• _What the task requires_: Copy out all the entries word for word.

• _Dataset records_:
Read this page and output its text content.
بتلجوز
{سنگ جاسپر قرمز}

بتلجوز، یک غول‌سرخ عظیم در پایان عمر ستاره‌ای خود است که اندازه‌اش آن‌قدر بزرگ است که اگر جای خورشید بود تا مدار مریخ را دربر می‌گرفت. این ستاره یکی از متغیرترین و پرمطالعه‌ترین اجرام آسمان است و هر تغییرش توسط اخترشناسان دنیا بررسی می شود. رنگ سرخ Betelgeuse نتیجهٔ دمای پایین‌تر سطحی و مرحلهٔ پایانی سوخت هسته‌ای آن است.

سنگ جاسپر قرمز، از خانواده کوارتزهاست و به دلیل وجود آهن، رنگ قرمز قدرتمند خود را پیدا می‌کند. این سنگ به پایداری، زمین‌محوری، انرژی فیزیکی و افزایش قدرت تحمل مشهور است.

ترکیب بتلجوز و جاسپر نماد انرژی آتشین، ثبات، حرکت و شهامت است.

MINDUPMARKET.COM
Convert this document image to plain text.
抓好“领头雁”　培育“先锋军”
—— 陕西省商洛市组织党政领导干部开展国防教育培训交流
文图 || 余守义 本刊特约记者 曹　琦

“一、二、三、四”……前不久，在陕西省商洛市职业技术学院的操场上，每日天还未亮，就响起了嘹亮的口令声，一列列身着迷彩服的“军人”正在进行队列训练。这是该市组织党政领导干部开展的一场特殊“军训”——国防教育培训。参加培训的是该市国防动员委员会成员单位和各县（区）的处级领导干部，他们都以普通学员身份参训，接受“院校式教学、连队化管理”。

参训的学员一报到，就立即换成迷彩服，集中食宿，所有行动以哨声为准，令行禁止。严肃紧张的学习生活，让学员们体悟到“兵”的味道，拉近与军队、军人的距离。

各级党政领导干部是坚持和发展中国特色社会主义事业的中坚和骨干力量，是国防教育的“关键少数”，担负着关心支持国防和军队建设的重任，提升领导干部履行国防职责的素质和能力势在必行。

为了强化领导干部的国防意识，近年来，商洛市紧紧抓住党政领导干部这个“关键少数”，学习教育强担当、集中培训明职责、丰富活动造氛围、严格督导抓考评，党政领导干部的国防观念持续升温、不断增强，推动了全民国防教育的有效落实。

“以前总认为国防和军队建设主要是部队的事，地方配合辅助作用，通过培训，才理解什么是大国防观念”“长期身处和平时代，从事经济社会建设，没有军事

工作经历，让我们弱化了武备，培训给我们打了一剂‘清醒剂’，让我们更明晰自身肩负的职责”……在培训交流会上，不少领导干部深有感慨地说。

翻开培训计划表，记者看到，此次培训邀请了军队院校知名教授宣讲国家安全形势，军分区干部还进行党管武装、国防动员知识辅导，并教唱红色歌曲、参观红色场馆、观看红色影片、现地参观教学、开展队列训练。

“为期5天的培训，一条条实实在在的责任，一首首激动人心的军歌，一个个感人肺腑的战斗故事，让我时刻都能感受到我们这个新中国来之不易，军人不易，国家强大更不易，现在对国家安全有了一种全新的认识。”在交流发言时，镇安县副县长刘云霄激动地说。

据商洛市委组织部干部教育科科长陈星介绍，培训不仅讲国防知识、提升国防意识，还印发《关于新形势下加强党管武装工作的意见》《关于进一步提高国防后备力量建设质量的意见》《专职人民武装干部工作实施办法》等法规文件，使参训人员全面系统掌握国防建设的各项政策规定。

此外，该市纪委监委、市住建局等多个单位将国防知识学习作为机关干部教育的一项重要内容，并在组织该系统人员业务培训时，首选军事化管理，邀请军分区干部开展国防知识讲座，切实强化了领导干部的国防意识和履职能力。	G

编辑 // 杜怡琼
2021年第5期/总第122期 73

• _Reply to the exercise_:
Read this page and output its text content.
بتلجوز
{سنگ جاسپر قرمز}

بتلجوز، یک غول‌سرخ عظیم در پایان عمر ستاره‌ای خود است که اندازه‌اش آن‌قدر بزرگ است که اگر جای خورشید بود تا مدار مریخ را دربر می‌گرفت. این ستاره یکی از متغیرترین و پرمطالعه‌ترین اجرام آسمان است و هر تغییرش توسط اخترشناسان دنیا بررسی می شود. رنگ سرخ Betelgeuse نتیجهٔ دمای پایین‌تر سطحی و مرحلهٔ پایانی سوخت هسته‌ای آن است.

سنگ جاسپر قرمز، از خانواده کوارتزهاست و به دلیل وجود آهن، رنگ قرمز قدرتمند خود را پیدا می‌کند. این سنگ به پایداری، زمین‌محوری، انرژی فیزیکی و افزایش قدرت تحمل مشهور است.

ترکیب بتلجوز و جاسپر نماد انرژی آتشین، ثبات، حرکت و شهامت است.

MINDUPMARKET.COM
Convert this document image to plain text.
抓好“领头雁”　培育“先锋军”
—— 陕西省商洛市组织党政领导干部开展国防教育培训交流
文图 || 余守义 本刊特约记者 曹　琦

“一、二、三、四”……前不久，在陕西省商洛市职业技术学院的操场上，每日天还未亮，就响起了嘹亮的口令声，一列列身着迷彩服的“军人”正在进行队列训练。这是该市组织党政领导干部开展的一场特殊“军训”——国防教育培训。参加培训的是该市国防动员委员会成员单位和各县（区）的处级领导干部，他们都以普通学员身份参训，接受“院校式教学、连队化管理”。

参训的学员一报到，就立即换成迷彩服，集中食宿，所有行动以哨声为准，令行禁止。严肃紧张的学习生活，让学员们体悟到“兵”的味道，拉近与军队、军人的距离。

各级党政领导干部是坚持和发展中国特色社会主义事业的中坚和骨干力量，是国防教育的“关键少数”，担负着关心支持国防和军队建设的重任，提升领导干部履行国防职责的素质和能力势在必行。

为了强化领导干部的国防意识，近年来，商洛市紧紧抓住党政领导干部这个“关键少数”，学习教育强担当、集中培训明职责、丰富活动造氛围、严格督导抓考评，党政领导干部的国防观念持续升温、不断增强，推动了全民国防教育的有效落实。

“以前总认为国防和军队建设主要是部队的事，地方配合辅助作用，通过培训，才理解什么是大国防观念”“长期身处和平时代，从事经济社会建设，没有军事

工作经历，让我们弱化了武备，培训给我们打了一剂‘清醒剂’，让我们更明晰自身肩负的职责”……在培训交流会上，不少领导干部深有感慨地说。

翻开培训计划表，记者看到，此次培训邀请了军队院校知名教授宣讲国家安全形势，军分区干部还进行党管武装、国防动员知识辅导，并教唱红色歌曲、参观红色场馆、观看红色影片、现地参观教学、开展队列训练。

“为期5天的培训，一条条实实在在的责任，一首首激动人心的军歌，一个个感人肺腑的战斗故事，让我时刻都能感受到我们这个新中国来之不易，军人不易，国家强大更不易，现在对国家安全有了一种全新的认识。”在交流发言时，镇安县副县长刘云霄激动地说。

据商洛市委组织部干部教育科科长陈星介绍，培训不仅讲国防知识、提升国防意识，还印发《关于新形势下加强党管武装工作的意见》《关于进一步提高国防后备力量建设质量的意见》《专职人民武装干部工作实施办法》等法规文件，使参训人员全面系统掌握国防建设的各项政策规定。

此外，该市纪委监委、市住建局等多个单位将国防知识学习作为机关干部教育的一项重要内容，并在组织该系统人员业务培训时，首选军事化管理，邀请军分区干部开展国防知识讲座，切实强化了领导干部的国防意识和履职能力。	G

编辑 // 杜怡琼
2021年第5期/总第122期 73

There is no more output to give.